>>>>>
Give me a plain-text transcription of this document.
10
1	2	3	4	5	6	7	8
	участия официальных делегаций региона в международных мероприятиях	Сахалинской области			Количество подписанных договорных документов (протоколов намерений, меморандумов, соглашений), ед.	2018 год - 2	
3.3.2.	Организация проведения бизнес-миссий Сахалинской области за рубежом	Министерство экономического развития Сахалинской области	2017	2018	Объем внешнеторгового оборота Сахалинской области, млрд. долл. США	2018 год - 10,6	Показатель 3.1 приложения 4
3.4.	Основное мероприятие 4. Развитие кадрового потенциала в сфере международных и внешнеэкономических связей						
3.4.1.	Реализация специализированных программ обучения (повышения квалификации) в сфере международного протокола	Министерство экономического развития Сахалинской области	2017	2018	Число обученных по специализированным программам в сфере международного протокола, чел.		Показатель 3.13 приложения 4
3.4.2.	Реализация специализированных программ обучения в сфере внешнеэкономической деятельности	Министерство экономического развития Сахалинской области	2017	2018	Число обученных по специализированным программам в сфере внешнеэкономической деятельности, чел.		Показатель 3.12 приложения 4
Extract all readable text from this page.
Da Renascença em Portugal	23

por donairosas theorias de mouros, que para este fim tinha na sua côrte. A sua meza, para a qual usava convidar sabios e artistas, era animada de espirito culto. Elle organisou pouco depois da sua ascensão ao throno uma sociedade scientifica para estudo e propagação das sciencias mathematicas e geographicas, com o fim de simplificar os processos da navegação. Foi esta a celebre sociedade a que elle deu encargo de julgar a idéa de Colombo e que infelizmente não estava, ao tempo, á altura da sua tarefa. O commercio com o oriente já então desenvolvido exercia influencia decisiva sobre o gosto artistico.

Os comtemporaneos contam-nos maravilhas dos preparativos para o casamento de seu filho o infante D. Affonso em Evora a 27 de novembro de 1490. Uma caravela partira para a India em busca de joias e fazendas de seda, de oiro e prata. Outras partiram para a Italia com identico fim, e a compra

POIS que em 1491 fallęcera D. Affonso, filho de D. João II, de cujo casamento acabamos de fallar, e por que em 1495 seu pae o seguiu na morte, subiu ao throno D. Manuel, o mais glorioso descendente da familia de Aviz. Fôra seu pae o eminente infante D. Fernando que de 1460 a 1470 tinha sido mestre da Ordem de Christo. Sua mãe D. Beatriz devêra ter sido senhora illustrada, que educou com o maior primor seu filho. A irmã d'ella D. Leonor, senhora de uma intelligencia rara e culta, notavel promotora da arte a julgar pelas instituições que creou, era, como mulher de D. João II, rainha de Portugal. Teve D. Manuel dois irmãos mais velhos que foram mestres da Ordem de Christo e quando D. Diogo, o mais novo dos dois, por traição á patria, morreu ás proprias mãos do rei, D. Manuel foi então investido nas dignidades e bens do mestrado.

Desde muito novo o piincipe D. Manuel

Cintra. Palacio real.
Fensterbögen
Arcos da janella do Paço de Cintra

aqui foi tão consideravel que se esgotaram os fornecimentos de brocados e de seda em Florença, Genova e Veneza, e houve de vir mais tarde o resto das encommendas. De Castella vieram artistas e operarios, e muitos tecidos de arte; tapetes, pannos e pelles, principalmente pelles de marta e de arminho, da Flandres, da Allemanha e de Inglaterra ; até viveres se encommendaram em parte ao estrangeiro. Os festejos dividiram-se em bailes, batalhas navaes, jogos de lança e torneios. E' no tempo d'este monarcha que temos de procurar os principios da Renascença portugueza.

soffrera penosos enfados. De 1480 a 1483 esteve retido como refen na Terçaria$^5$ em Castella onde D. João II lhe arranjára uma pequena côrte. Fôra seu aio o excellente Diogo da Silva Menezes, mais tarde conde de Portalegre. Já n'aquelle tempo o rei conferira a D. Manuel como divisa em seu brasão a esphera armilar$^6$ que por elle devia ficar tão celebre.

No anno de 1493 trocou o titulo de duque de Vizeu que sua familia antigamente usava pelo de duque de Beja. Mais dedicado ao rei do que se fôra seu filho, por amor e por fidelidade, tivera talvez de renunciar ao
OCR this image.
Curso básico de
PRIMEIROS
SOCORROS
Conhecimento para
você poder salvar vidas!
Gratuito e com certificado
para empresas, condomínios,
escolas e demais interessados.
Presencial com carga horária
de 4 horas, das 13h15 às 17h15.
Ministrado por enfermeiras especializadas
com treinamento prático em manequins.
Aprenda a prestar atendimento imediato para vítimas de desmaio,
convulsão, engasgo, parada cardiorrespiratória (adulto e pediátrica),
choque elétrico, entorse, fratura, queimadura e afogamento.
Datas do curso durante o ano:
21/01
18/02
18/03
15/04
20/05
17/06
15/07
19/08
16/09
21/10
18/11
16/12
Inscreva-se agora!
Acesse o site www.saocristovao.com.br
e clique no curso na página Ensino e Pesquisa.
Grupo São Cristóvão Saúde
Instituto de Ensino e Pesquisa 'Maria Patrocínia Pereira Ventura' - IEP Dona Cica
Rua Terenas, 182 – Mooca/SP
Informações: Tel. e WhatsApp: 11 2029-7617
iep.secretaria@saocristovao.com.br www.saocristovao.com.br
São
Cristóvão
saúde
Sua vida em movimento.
<<<<<
→ **THE TASK**
Write the listing out again, exactly as shown above.

→ **RESPONSE TO THE TASK**
Give me a plain-text transcription of this document.
10
1	2	3	4	5	6	7	8
	участия официальных делегаций региона в международных мероприятиях	Сахалинской области			Количество подписанных договорных документов (протоколов намерений, меморандумов, соглашений), ед.	2018 год - 2	
3.3.2.	Организация проведения бизнес-миссий Сахалинской области за рубежом	Министерство экономического развития Сахалинской области	2017	2018	Объем внешнеторгового оборота Сахалинской области, млрд. долл. США	2018 год - 10,6	Показатель 3.1 приложения 4
3.4.	Основное мероприятие 4. Развитие кадрового потенциала в сфере международных и внешнеэкономических связей						
3.4.1.	Реализация специализированных программ обучения (повышения квалификации) в сфере международного протокола	Министерство экономического развития Сахалинской области	2017	2018	Число обученных по специализированным программам в сфере международного протокола, чел.		Показатель 3.13 приложения 4
3.4.2.	Реализация специализированных программ обучения в сфере внешнеэкономической деятельности	Министерство экономического развития Сахалинской области	2017	2018	Число обученных по специализированным программам в сфере внешнеэкономической деятельности, чел.		Показатель 3.12 приложения 4
Extract all readable text from this page.
Da Renascença em Portugal	23

por donairosas theorias de mouros, que para este fim tinha na sua côrte. A sua meza, para a qual usava convidar sabios e artistas, era animada de espirito culto. Elle organisou pouco depois da sua ascensão ao throno uma sociedade scientifica para estudo e propagação das sciencias mathematicas e geographicas, com o fim de simplificar os processos da navegação. Foi esta a celebre sociedade a que elle deu encargo de julgar a idéa de Colombo e que infelizmente não estava, ao tempo, á altura da sua tarefa. O commercio com o oriente já então desenvolvido exercia influencia decisiva sobre o gosto artistico.

Os comtemporaneos contam-nos maravilhas dos preparativos para o casamento de seu filho o infante D. Affonso em Evora a 27 de novembro de 1490. Uma caravela partira para a India em busca de joias e fazendas de seda, de oiro e prata. Outras partiram para a Italia com identico fim, e a compra

POIS que em 1491 fallęcera D. Affonso, filho de D. João II, de cujo casamento acabamos de fallar, e por que em 1495 seu pae o seguiu na morte, subiu ao throno D. Manuel, o mais glorioso descendente da familia de Aviz. Fôra seu pae o eminente infante D. Fernando que de 1460 a 1470 tinha sido mestre da Ordem de Christo. Sua mãe D. Beatriz devêra ter sido senhora illustrada, que educou com o maior primor seu filho. A irmã d'ella D. Leonor, senhora de uma intelligencia rara e culta, notavel promotora da arte a julgar pelas instituições que creou, era, como mulher de D. João II, rainha de Portugal. Teve D. Manuel dois irmãos mais velhos que foram mestres da Ordem de Christo e quando D. Diogo, o mais novo dos dois, por traição á patria, morreu ás proprias mãos do rei, D. Manuel foi então investido nas dignidades e bens do mestrado.

Desde muito novo o piincipe D. Manuel

Cintra. Palacio real.
Fensterbögen
Arcos da janella do Paço de Cintra

aqui foi tão consideravel que se esgotaram os fornecimentos de brocados e de seda em Florença, Genova e Veneza, e houve de vir mais tarde o resto das encommendas. De Castella vieram artistas e operarios, e muitos tecidos de arte; tapetes, pannos e pelles, principalmente pelles de marta e de arminho, da Flandres, da Allemanha e de Inglaterra ; até viveres se encommendaram em parte ao estrangeiro. Os festejos dividiram-se em bailes, batalhas navaes, jogos de lança e torneios. E' no tempo d'este monarcha que temos de procurar os principios da Renascença portugueza.

soffrera penosos enfados. De 1480 a 1483 esteve retido como refen na Terçaria$^5$ em Castella onde D. João II lhe arranjára uma pequena côrte. Fôra seu aio o excellente Diogo da Silva Menezes, mais tarde conde de Portalegre. Já n'aquelle tempo o rei conferira a D. Manuel como divisa em seu brasão a esphera armilar$^6$ que por elle devia ficar tão celebre.

No anno de 1493 trocou o titulo de duque de Vizeu que sua familia antigamente usava pelo de duque de Beja. Mais dedicado ao rei do que se fôra seu filho, por amor e por fidelidade, tivera talvez de renunciar ao
OCR this image.
Curso básico de
PRIMEIROS
SOCORROS
Conhecimento para
você poder salvar vidas!
Gratuito e com certificado
para empresas, condomínios,
escolas e demais interessados.
Presencial com carga horária
de 4 horas, das 13h15 às 17h15.
Ministrado por enfermeiras especializadas
com treinamento prático em manequins.
Aprenda a prestar atendimento imediato para vítimas de desmaio,
convulsão, engasgo, parada cardiorrespiratória (adulto e pediátrica),
choque elétrico, entorse, fratura, queimadura e afogamento.
Datas do curso durante o ano:
21/01
18/02
18/03
15/04
20/05
17/06
15/07
19/08
16/09
21/10
18/11
16/12
Inscreva-se agora!
Acesse o site www.saocristovao.com.br
e clique no curso na página Ensino e Pesquisa.
Grupo São Cristóvão Saúde
Instituto de Ensino e Pesquisa 'Maria Patrocínia Pereira Ventura' - IEP Dona Cica
Rua Terenas, 182 – Mooca/SP
Informações: Tel. e WhatsApp: 11 2029-7617
iep.secretaria@saocristovao.com.br www.saocristovao.com.br
São
Cristóvão
saúde
Sua vida em movimento.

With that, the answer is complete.